**REQUIREMENTS**
Go through the entries below and count the lines holding the word "color". Reply with only the number, please.

====== SUPPLIED DATA ======

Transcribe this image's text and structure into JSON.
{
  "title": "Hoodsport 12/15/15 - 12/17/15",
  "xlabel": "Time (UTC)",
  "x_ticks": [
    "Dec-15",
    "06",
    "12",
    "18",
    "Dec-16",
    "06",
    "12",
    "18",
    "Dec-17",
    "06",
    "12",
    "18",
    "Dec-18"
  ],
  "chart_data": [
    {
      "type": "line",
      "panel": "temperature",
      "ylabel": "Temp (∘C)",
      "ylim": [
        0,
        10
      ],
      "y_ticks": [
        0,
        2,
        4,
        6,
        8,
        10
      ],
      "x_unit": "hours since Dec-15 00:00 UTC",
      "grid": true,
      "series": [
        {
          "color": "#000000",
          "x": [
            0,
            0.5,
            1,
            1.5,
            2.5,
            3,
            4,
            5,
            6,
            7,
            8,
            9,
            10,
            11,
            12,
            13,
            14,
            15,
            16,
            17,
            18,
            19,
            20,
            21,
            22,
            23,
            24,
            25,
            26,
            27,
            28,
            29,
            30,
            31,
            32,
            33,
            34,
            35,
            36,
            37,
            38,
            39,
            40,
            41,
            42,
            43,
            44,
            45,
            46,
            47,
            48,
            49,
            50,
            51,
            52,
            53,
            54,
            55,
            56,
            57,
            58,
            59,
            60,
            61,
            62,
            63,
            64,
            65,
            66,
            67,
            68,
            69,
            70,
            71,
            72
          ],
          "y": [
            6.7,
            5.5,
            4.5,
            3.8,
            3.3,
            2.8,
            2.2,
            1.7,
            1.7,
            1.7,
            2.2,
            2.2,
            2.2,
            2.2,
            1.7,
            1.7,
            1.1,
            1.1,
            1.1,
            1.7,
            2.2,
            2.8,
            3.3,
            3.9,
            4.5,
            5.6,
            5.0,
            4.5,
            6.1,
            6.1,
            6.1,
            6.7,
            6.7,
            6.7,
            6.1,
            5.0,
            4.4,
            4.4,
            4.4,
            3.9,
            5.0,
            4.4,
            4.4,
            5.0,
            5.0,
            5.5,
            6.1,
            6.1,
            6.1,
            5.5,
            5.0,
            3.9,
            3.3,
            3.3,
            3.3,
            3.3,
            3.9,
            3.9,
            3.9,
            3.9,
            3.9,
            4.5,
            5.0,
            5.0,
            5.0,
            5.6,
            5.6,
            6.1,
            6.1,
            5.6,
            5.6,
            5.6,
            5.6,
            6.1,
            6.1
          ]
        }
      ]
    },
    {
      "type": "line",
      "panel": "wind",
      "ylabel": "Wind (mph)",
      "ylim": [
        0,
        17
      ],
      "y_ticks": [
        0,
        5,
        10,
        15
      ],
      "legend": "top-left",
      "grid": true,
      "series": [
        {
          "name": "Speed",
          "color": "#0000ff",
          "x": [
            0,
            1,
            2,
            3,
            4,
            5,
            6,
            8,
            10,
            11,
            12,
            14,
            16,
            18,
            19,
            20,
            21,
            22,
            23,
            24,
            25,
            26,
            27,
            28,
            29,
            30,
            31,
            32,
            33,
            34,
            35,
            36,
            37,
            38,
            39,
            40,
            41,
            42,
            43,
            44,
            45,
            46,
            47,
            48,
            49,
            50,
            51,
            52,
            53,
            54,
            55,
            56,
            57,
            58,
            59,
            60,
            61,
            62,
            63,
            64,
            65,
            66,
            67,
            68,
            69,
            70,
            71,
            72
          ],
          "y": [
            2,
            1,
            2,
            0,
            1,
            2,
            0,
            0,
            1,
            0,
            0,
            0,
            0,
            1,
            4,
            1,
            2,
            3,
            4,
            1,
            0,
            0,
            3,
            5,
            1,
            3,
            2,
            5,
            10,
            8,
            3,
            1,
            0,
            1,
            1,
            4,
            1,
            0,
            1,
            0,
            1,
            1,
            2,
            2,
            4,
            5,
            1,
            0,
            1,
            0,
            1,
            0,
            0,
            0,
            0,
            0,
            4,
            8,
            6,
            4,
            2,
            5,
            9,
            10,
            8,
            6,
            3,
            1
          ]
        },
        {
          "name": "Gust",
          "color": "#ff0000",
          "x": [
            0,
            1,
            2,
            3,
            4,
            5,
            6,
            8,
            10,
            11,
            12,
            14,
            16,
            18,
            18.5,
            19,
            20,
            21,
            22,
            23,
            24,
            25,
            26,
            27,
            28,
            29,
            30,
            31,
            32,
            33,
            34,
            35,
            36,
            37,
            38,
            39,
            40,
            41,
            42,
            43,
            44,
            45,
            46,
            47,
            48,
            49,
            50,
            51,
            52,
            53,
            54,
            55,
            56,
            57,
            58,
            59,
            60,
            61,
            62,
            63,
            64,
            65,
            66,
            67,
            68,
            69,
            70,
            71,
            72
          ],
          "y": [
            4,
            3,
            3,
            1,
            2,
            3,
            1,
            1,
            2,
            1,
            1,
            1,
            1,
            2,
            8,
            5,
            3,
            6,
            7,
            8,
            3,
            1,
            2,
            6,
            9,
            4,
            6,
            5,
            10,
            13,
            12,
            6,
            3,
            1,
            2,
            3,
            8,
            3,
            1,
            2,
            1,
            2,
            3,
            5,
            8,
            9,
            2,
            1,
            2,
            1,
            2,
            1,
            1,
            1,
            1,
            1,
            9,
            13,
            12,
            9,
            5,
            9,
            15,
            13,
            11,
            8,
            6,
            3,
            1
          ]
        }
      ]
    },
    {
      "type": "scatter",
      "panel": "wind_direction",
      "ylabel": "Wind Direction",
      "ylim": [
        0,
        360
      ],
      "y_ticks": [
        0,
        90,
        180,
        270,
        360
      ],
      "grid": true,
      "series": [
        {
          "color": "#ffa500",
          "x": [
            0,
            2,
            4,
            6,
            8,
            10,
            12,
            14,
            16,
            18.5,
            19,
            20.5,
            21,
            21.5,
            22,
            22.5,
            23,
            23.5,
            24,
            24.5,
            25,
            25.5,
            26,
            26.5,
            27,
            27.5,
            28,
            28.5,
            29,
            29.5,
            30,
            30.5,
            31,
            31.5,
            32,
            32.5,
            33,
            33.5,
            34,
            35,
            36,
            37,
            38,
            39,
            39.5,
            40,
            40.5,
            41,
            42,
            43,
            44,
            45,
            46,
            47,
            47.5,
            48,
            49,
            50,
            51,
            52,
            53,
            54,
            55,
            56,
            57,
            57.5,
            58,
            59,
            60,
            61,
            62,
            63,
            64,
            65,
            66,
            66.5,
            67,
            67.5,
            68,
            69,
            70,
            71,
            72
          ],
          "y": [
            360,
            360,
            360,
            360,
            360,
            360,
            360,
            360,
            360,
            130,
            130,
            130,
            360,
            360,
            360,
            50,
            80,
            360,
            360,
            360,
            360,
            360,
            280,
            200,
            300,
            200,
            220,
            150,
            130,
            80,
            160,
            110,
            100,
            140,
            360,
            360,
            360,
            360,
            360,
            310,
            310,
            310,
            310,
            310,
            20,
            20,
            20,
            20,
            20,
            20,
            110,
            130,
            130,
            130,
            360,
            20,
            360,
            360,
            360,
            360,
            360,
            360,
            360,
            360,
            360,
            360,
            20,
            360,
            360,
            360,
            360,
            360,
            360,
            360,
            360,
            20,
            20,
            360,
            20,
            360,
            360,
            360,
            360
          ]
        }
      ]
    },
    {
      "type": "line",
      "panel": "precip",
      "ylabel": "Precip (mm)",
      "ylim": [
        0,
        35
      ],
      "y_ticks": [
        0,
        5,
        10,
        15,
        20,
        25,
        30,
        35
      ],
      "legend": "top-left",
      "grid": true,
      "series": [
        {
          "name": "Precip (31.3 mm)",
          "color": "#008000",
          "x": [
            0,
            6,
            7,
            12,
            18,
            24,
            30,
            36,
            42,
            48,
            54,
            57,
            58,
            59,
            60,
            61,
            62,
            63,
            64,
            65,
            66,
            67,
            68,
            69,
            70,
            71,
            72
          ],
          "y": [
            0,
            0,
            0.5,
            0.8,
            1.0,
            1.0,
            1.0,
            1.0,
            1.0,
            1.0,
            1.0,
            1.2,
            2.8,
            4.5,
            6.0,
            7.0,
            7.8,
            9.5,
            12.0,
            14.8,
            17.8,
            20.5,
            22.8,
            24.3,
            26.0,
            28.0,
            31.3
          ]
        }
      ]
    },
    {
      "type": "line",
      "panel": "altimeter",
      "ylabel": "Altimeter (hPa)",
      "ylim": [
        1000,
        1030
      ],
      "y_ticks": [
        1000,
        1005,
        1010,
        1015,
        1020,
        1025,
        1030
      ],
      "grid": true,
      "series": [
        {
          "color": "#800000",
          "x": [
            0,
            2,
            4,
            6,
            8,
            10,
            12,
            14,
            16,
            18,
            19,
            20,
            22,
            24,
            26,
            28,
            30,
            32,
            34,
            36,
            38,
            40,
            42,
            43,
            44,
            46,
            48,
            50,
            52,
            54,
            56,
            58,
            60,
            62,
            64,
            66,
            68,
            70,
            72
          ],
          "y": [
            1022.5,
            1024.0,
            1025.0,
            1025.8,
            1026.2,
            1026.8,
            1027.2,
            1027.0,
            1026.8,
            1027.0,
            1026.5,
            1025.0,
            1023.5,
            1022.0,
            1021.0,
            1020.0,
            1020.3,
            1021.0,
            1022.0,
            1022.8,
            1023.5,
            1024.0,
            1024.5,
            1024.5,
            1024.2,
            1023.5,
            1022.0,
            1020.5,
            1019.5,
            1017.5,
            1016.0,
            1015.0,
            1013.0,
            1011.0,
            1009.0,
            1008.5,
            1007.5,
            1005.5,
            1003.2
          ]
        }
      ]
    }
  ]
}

======

**RESULT FOR THIS TASK**
6